# [Problem requirements]
Scan the records below. List lines holding "values".

Rows from a figure dataset
○ ○ ○ ○ ○

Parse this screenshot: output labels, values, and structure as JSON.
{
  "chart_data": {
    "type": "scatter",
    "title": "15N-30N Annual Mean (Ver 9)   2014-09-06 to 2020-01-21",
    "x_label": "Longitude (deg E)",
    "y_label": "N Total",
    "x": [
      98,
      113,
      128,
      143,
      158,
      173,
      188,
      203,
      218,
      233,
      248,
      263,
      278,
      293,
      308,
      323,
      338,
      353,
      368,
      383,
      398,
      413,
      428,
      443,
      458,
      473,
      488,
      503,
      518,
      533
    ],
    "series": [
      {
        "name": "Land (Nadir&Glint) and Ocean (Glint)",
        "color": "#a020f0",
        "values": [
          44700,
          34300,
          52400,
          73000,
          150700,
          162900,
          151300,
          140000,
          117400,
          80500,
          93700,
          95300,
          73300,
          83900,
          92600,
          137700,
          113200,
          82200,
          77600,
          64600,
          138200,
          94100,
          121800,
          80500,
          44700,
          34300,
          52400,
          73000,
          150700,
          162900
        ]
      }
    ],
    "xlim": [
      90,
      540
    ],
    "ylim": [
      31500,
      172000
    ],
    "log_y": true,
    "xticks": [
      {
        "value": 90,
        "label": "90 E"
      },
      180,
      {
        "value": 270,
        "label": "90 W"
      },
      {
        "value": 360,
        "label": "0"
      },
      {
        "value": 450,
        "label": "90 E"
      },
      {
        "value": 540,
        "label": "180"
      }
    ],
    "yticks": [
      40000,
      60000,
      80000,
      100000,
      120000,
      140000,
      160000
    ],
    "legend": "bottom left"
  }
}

○ ○ ○ ○ ○

# [Exercise result]
Parse this screenshot: output labels, values, and structure as JSON.
        "values": [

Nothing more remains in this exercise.